(Stored items)
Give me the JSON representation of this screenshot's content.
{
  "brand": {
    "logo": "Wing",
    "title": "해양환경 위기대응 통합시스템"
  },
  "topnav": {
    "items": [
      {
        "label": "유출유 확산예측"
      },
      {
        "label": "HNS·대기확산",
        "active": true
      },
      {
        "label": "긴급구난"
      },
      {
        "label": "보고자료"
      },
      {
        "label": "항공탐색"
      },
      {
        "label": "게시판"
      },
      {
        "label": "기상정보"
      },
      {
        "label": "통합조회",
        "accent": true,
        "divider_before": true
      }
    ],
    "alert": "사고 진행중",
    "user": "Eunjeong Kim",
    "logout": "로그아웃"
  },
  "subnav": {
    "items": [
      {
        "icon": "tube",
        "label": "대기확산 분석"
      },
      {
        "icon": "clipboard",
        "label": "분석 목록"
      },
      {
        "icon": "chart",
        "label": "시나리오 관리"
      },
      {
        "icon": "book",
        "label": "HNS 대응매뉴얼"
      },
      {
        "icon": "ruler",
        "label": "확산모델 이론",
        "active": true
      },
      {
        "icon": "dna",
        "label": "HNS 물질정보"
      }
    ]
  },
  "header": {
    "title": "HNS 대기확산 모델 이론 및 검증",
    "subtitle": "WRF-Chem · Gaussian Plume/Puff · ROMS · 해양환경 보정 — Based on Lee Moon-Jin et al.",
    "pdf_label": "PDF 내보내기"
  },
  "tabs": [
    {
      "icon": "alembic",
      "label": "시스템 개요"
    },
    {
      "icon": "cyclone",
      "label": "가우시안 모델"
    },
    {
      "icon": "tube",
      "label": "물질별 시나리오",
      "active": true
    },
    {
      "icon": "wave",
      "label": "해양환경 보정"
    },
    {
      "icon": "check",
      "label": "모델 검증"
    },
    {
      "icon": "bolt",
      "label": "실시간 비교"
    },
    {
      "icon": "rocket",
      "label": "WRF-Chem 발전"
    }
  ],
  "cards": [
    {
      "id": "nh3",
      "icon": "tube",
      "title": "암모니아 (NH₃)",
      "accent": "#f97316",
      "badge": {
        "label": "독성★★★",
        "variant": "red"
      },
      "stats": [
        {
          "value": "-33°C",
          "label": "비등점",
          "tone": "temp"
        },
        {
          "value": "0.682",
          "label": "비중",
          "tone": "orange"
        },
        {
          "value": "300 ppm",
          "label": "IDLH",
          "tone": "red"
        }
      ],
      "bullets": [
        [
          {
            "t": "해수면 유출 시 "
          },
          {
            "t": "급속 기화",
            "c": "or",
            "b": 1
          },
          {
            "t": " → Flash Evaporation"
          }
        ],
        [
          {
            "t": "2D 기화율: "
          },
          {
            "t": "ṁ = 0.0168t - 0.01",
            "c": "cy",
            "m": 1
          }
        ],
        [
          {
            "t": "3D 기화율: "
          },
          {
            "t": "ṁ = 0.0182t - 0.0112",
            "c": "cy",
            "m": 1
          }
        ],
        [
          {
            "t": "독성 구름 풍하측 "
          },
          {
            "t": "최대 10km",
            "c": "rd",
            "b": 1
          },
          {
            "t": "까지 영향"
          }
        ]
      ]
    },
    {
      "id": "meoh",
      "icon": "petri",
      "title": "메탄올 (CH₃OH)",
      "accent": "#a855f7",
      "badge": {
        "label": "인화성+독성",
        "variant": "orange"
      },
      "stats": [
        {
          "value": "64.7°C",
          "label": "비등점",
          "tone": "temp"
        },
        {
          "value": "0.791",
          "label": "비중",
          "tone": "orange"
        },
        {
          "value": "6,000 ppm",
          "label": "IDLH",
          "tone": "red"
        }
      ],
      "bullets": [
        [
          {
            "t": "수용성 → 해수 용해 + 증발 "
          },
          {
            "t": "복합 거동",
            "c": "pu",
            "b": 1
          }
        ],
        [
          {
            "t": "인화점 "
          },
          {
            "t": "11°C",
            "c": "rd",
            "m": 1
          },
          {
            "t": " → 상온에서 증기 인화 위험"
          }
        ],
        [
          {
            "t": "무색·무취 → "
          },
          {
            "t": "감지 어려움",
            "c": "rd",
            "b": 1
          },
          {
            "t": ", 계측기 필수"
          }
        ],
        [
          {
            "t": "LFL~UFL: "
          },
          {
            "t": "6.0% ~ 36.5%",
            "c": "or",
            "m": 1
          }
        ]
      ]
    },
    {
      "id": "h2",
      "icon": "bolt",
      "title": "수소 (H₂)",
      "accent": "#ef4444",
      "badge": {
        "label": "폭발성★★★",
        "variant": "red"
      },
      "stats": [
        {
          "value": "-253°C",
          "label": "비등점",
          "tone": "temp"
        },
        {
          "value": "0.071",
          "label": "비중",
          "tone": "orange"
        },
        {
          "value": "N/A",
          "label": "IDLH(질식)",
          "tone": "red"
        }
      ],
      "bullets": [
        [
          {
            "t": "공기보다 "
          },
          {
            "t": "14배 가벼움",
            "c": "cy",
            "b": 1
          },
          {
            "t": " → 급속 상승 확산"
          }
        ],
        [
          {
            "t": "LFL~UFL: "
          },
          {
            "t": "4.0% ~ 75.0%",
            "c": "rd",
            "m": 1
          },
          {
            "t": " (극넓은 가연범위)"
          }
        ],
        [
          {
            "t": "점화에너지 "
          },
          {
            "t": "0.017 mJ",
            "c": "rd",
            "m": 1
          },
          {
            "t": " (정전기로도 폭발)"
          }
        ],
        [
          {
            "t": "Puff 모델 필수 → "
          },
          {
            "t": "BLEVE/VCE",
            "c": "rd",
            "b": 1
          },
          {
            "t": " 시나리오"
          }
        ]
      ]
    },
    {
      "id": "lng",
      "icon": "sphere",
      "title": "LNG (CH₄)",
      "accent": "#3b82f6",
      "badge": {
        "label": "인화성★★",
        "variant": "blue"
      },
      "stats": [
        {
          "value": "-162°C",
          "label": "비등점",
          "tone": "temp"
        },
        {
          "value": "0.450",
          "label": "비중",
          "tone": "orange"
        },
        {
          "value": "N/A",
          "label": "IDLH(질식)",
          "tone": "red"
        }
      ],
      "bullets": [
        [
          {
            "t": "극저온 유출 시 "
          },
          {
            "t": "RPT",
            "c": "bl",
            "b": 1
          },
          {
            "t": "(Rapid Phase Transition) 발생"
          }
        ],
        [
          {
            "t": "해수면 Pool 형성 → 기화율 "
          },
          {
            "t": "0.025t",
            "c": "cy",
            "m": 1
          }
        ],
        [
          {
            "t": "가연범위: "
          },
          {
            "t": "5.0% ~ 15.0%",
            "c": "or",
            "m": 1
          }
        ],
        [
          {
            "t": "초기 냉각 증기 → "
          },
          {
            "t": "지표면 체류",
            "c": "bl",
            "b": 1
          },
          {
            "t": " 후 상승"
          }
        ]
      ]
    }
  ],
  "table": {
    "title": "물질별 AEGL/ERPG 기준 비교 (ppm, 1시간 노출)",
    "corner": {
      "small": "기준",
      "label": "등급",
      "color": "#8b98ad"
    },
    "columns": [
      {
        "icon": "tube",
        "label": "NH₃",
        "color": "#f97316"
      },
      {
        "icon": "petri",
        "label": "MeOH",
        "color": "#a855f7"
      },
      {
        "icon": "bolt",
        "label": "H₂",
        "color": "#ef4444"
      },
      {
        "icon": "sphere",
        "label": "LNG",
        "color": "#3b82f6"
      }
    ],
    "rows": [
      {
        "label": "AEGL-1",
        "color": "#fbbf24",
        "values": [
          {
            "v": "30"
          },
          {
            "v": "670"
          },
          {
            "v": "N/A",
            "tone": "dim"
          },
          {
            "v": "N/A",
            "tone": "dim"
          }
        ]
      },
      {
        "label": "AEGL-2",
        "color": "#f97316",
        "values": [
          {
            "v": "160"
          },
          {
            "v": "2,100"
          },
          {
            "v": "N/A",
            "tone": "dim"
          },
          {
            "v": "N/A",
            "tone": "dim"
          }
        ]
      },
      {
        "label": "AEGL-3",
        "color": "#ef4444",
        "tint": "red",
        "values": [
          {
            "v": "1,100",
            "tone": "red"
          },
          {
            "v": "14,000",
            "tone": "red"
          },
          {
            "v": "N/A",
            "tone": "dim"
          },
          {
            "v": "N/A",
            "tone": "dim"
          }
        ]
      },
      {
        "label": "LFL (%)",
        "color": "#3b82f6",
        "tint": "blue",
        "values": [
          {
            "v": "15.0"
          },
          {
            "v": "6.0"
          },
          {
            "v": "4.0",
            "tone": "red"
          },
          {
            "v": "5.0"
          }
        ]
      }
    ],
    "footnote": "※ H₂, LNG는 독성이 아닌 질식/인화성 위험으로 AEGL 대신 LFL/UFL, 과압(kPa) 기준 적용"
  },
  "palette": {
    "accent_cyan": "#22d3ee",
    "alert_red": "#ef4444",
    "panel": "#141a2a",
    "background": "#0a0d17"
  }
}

* * *

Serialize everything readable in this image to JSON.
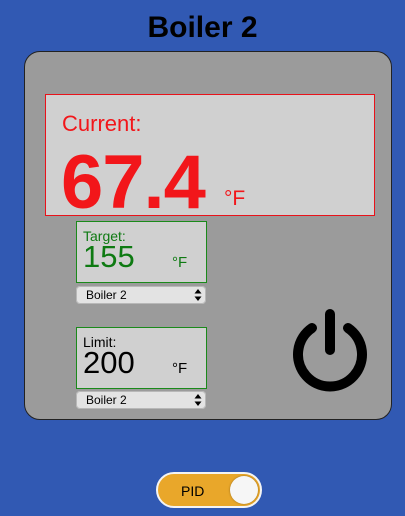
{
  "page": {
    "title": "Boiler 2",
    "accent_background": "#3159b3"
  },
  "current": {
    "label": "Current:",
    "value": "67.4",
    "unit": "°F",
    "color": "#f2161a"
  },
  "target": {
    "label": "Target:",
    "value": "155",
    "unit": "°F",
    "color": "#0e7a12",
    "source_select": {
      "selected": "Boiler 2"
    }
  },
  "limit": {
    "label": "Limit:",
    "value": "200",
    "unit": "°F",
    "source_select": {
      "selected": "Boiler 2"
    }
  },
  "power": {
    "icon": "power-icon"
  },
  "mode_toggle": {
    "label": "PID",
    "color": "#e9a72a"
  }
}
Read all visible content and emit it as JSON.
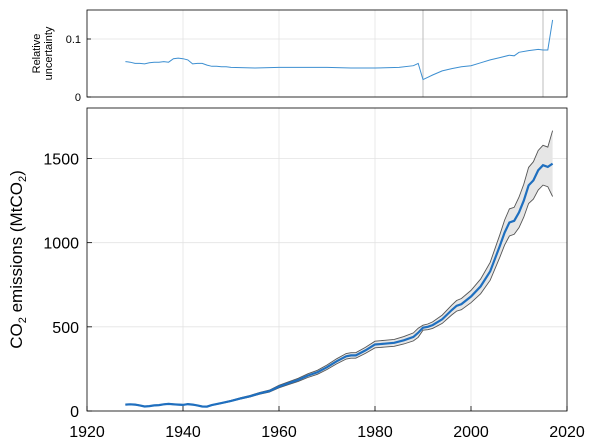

...

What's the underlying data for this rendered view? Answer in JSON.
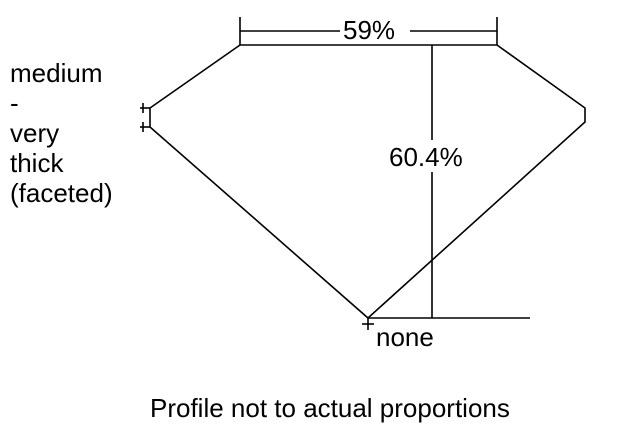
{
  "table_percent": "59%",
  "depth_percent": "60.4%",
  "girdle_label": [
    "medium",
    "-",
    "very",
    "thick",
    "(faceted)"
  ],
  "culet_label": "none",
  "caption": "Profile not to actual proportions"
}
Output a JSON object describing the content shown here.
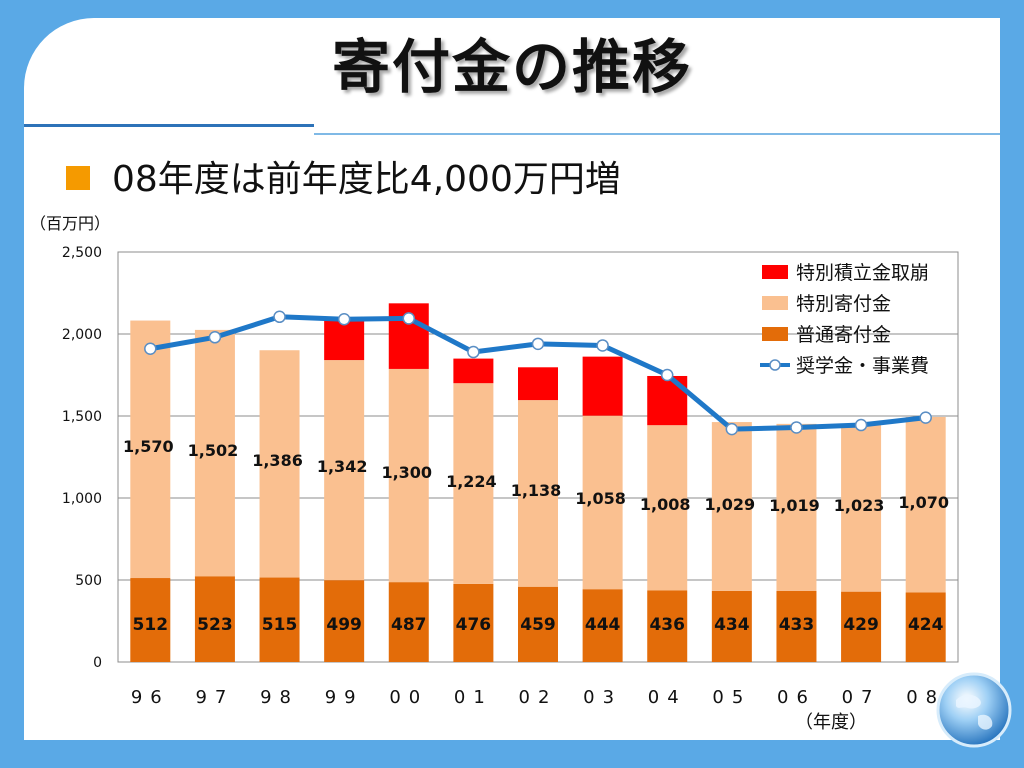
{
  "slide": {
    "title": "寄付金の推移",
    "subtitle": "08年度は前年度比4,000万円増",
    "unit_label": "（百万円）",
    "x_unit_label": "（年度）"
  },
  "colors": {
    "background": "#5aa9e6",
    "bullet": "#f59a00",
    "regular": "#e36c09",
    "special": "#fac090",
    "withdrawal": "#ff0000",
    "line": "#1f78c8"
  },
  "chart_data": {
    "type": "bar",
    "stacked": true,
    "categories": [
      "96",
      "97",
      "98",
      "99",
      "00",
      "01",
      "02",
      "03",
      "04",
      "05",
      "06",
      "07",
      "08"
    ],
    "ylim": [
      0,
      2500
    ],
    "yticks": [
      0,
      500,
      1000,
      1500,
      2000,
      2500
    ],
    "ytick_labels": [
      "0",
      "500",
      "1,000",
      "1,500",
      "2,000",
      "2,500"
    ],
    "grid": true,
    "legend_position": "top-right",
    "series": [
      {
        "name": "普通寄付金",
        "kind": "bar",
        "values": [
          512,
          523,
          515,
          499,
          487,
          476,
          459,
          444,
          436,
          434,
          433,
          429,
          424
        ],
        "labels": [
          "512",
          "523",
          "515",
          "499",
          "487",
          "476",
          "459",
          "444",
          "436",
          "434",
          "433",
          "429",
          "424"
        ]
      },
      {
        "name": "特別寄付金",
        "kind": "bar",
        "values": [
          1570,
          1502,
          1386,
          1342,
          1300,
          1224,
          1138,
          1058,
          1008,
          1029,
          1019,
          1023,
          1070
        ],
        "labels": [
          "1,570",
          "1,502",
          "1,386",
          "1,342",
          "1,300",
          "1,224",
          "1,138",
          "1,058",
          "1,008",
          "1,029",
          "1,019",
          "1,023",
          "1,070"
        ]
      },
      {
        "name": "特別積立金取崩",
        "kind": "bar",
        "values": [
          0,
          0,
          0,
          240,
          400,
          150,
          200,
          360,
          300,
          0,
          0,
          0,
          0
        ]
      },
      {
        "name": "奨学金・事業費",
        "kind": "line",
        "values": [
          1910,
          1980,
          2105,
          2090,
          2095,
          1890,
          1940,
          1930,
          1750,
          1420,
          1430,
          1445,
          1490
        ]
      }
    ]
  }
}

> What is required:
Give back exactly the lines from the one that holds "Serialize everything readable" to the one that holds "Read all visible content and emit it as JSON.", with both ends and without the images.

> Task answer:
Serialize everything readable in this image to JSON.
{
  "page": {
    "title": "Boiler 2",
    "accent_background": "#3159b3"
  },
  "current": {
    "label": "Current:",
    "value": "67.4",
    "unit": "°F",
    "color": "#f2161a"
  },
  "target": {
    "label": "Target:",
    "value": "155",
    "unit": "°F",
    "color": "#0e7a12",
    "source_select": {
      "selected": "Boiler 2"
    }
  },
  "limit": {
    "label": "Limit:",
    "value": "200",
    "unit": "°F",
    "source_select": {
      "selected": "Boiler 2"
    }
  },
  "power": {
    "icon": "power-icon"
  },
  "mode_toggle": {
    "label": "PID",
    "color": "#e9a72a"
  }
}
Read all visible content and emit it as JSON.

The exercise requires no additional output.